Written task ::
Locate every line in the records below that contains the word "When", and copy each one.
────────────────
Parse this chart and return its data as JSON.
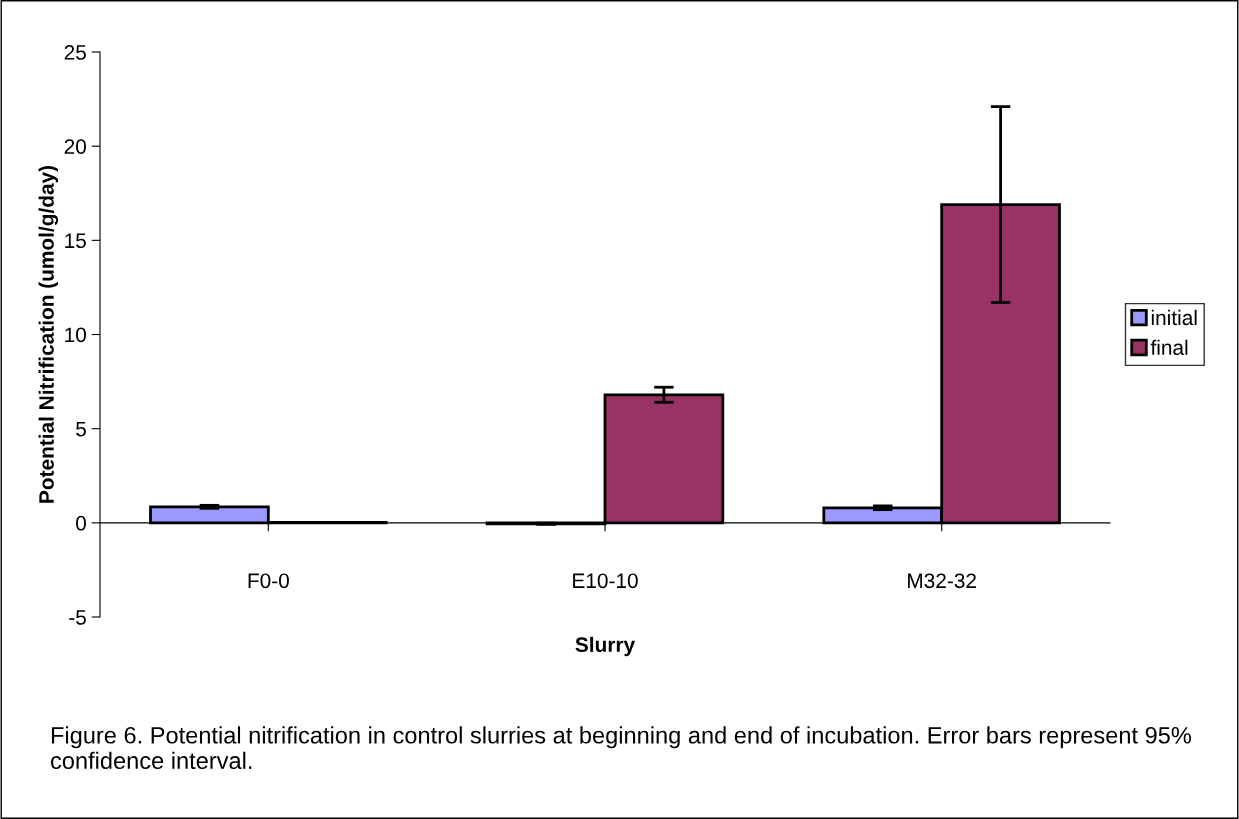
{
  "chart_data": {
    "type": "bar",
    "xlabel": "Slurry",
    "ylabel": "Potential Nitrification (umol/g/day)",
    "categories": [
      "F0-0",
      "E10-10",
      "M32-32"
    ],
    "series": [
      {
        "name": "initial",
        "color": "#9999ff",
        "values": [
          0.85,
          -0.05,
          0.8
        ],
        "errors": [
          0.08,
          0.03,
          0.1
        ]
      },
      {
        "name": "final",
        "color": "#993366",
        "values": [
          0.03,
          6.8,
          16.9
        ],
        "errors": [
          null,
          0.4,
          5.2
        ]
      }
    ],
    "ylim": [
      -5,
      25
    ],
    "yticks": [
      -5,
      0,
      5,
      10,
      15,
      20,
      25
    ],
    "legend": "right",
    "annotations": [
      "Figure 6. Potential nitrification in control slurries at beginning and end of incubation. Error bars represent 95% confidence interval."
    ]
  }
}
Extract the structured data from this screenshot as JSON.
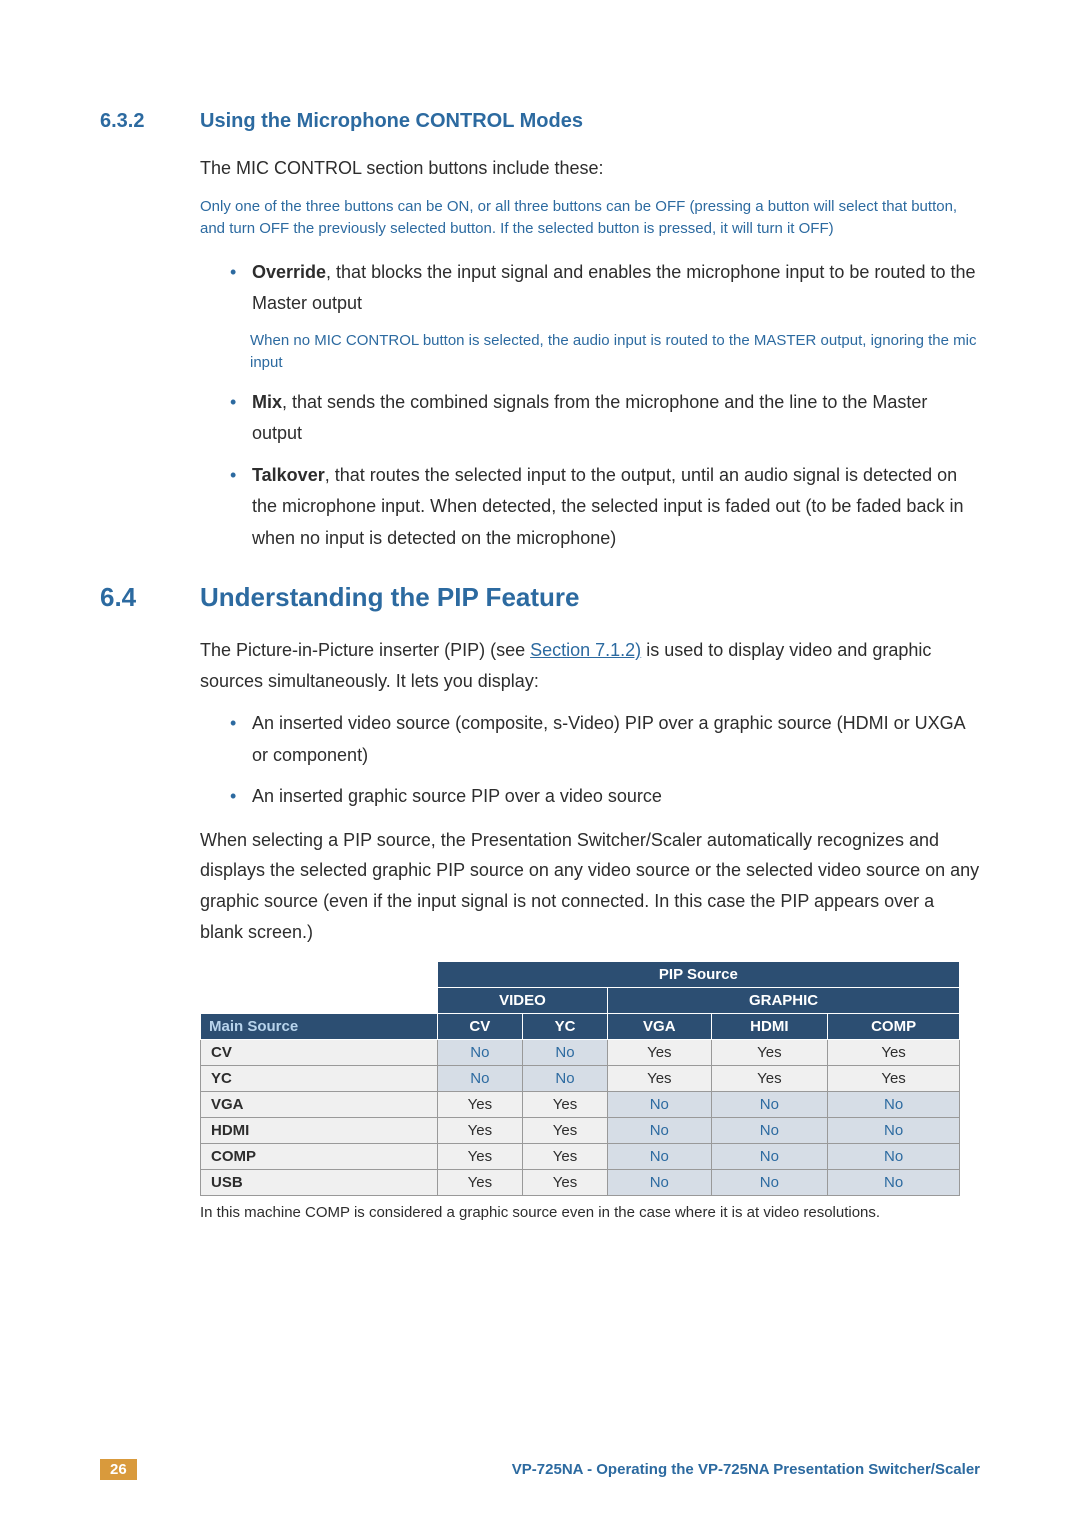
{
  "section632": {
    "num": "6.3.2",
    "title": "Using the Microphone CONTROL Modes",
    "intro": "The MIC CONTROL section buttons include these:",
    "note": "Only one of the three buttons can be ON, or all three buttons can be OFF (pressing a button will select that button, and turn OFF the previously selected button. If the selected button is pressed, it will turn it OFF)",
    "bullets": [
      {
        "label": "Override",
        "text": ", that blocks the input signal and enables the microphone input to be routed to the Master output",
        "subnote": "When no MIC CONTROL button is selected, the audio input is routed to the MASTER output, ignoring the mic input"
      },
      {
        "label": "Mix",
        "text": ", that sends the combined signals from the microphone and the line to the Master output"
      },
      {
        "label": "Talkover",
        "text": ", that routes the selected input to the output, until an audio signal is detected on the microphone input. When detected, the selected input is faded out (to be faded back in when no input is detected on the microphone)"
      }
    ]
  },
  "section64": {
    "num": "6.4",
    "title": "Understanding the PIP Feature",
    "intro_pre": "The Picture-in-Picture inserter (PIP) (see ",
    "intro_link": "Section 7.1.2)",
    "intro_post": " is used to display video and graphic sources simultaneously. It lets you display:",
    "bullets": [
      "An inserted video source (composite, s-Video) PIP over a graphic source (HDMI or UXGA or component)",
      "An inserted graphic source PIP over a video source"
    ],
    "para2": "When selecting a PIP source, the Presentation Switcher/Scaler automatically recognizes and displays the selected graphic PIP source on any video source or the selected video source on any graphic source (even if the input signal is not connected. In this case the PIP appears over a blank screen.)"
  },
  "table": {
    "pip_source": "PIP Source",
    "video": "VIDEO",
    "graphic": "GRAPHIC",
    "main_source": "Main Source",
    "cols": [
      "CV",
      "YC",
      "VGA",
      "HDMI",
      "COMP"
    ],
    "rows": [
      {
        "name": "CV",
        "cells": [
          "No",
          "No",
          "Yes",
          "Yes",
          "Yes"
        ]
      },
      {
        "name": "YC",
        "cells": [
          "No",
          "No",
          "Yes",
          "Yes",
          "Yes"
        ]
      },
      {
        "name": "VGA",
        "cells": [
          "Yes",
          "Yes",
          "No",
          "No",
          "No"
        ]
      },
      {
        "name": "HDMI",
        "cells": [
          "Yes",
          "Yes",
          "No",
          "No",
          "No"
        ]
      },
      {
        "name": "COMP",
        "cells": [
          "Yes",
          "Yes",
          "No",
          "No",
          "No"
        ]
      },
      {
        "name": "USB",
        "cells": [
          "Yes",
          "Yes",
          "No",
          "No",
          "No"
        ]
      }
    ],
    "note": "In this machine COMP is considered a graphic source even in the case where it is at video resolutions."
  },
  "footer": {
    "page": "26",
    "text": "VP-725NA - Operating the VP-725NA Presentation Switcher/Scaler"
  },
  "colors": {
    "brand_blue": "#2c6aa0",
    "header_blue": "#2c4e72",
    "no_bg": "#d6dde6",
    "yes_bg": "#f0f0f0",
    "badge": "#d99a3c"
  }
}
────────────────
Solution ::
        "subnote": "When no MIC CONTROL button is selected, the audio input is routed to the MASTER output, ignoring the mic input"
        "text": ", that routes the selected input to the output, until an audio signal is detected on the microphone input. When detected, the selected input is faded out (to be faded back in when no input is detected on the microphone)"
    "para2": "When selecting a PIP source, the Presentation Switcher/Scaler automatically recognizes and displays the selected graphic PIP source on any video source or the selected video source on any graphic source (even if the input signal is not connected. In this case the PIP appears over a blank screen.)"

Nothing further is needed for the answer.